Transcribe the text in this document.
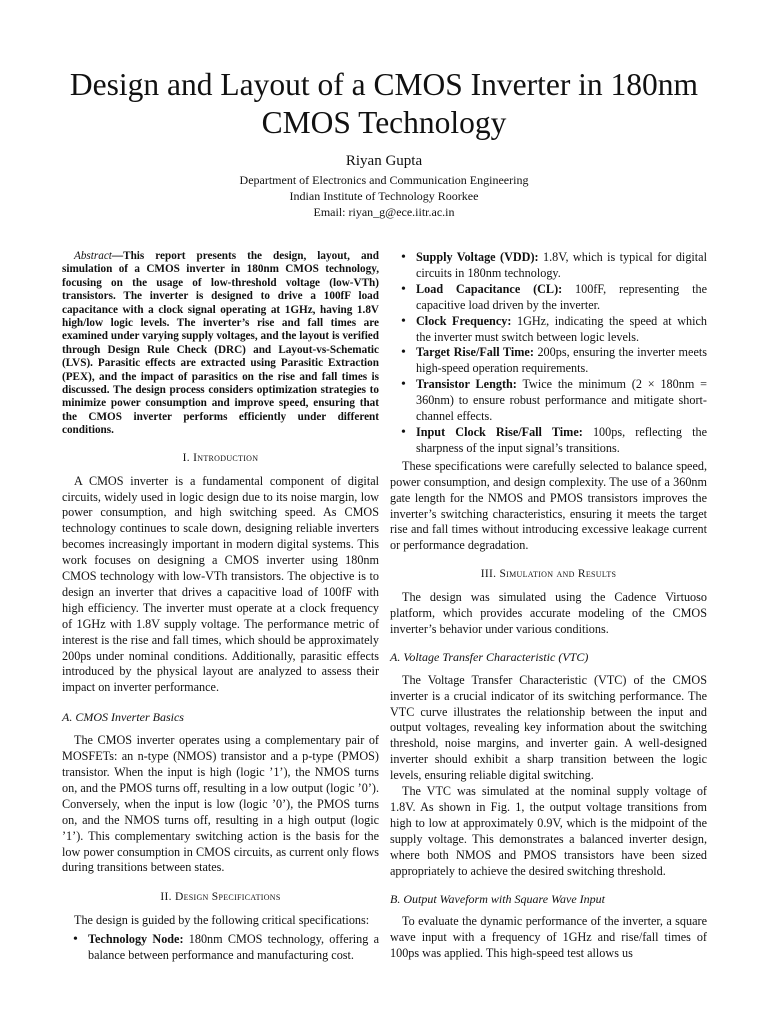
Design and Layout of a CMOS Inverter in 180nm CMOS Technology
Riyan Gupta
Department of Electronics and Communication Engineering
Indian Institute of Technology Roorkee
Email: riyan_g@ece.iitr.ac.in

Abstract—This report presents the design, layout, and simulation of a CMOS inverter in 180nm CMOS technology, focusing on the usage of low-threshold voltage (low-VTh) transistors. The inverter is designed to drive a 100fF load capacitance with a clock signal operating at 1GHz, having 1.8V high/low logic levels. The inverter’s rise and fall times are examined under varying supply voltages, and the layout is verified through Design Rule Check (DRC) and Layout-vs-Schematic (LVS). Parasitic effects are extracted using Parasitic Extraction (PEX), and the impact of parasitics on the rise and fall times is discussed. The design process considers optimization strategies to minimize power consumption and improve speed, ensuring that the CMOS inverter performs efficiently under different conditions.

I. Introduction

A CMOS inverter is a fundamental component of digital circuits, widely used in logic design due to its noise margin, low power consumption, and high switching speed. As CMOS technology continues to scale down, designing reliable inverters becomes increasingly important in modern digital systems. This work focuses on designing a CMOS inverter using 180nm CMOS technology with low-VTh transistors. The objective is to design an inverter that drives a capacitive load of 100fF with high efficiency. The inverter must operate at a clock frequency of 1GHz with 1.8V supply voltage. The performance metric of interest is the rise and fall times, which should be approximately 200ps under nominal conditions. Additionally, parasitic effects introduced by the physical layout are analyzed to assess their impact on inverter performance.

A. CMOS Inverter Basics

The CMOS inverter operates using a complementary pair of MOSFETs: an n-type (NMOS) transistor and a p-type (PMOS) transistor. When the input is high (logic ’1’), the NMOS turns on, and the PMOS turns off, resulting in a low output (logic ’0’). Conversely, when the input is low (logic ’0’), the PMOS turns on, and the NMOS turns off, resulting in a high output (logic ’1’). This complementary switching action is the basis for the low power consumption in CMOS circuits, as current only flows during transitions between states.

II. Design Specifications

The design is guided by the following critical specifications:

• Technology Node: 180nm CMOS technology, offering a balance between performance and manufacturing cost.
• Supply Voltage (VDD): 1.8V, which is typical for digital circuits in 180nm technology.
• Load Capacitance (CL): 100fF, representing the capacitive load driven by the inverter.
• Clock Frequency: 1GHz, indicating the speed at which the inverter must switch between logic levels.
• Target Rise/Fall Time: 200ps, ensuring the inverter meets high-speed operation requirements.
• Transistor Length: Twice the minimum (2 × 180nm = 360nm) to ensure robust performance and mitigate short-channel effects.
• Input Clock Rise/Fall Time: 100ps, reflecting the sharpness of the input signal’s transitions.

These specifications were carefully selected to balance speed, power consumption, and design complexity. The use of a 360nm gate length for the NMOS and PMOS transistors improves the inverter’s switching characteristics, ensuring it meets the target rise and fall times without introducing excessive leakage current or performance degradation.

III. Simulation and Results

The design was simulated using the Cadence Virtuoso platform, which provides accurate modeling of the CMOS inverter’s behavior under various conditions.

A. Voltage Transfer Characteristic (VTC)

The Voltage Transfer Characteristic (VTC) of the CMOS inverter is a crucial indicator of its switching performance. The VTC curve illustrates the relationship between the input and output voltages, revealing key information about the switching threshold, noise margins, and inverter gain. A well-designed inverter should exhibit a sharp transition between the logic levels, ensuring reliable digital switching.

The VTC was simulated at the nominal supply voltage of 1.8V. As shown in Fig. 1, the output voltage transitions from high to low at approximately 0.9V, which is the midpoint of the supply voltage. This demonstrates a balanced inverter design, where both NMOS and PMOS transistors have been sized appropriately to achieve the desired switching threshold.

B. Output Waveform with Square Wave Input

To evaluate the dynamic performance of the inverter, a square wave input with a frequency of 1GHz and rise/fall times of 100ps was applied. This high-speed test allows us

——————————

Write out the material above once more, exactly as it reads, with no pictures.

Transcribe the text in this document.
Design and Layout of a CMOS Inverter in 180nm CMOS Technology
Riyan Gupta
Department of Electronics and Communication Engineering
Indian Institute of Technology Roorkee
Email: riyan_g@ece.iitr.ac.in

Abstract—This report presents the design, layout, and simulation of a CMOS inverter in 180nm CMOS technology, focusing on the usage of low-threshold voltage (low-VTh) transistors. The inverter is designed to drive a 100fF load capacitance with a clock signal operating at 1GHz, having 1.8V high/low logic levels. The inverter’s rise and fall times are examined under varying supply voltages, and the layout is verified through Design Rule Check (DRC) and Layout-vs-Schematic (LVS). Parasitic effects are extracted using Parasitic Extraction (PEX), and the impact of parasitics on the rise and fall times is discussed. The design process considers optimization strategies to minimize power consumption and improve speed, ensuring that the CMOS inverter performs efficiently under different conditions.

I. Introduction

A CMOS inverter is a fundamental component of digital circuits, widely used in logic design due to its noise margin, low power consumption, and high switching speed. As CMOS technology continues to scale down, designing reliable inverters becomes increasingly important in modern digital systems. This work focuses on designing a CMOS inverter using 180nm CMOS technology with low-VTh transistors. The objective is to design an inverter that drives a capacitive load of 100fF with high efficiency. The inverter must operate at a clock frequency of 1GHz with 1.8V supply voltage. The performance metric of interest is the rise and fall times, which should be approximately 200ps under nominal conditions. Additionally, parasitic effects introduced by the physical layout are analyzed to assess their impact on inverter performance.

A. CMOS Inverter Basics

The CMOS inverter operates using a complementary pair of MOSFETs: an n-type (NMOS) transistor and a p-type (PMOS) transistor. When the input is high (logic ’1’), the NMOS turns on, and the PMOS turns off, resulting in a low output (logic ’0’). Conversely, when the input is low (logic ’0’), the PMOS turns on, and the NMOS turns off, resulting in a high output (logic ’1’). This complementary switching action is the basis for the low power consumption in CMOS circuits, as current only flows during transitions between states.

II. Design Specifications

The design is guided by the following critical specifications:

• Technology Node: 180nm CMOS technology, offering a balance between performance and manufacturing cost.
• Supply Voltage (VDD): 1.8V, which is typical for digital circuits in 180nm technology.
• Load Capacitance (CL): 100fF, representing the capacitive load driven by the inverter.
• Clock Frequency: 1GHz, indicating the speed at which the inverter must switch between logic levels.
• Target Rise/Fall Time: 200ps, ensuring the inverter meets high-speed operation requirements.
• Transistor Length: Twice the minimum (2 × 180nm = 360nm) to ensure robust performance and mitigate short-channel effects.
• Input Clock Rise/Fall Time: 100ps, reflecting the sharpness of the input signal’s transitions.

These specifications were carefully selected to balance speed, power consumption, and design complexity. The use of a 360nm gate length for the NMOS and PMOS transistors improves the inverter’s switching characteristics, ensuring it meets the target rise and fall times without introducing excessive leakage current or performance degradation.

III. Simulation and Results

The design was simulated using the Cadence Virtuoso platform, which provides accurate modeling of the CMOS inverter’s behavior under various conditions.

A. Voltage Transfer Characteristic (VTC)

The Voltage Transfer Characteristic (VTC) of the CMOS inverter is a crucial indicator of its switching performance. The VTC curve illustrates the relationship between the input and output voltages, revealing key information about the switching threshold, noise margins, and inverter gain. A well-designed inverter should exhibit a sharp transition between the logic levels, ensuring reliable digital switching.

The VTC was simulated at the nominal supply voltage of 1.8V. As shown in Fig. 1, the output voltage transitions from high to low at approximately 0.9V, which is the midpoint of the supply voltage. This demonstrates a balanced inverter design, where both NMOS and PMOS transistors have been sized appropriately to achieve the desired switching threshold.

B. Output Waveform with Square Wave Input

To evaluate the dynamic performance of the inverter, a square wave input with a frequency of 1GHz and rise/fall times of 100ps was applied. This high-speed test allows us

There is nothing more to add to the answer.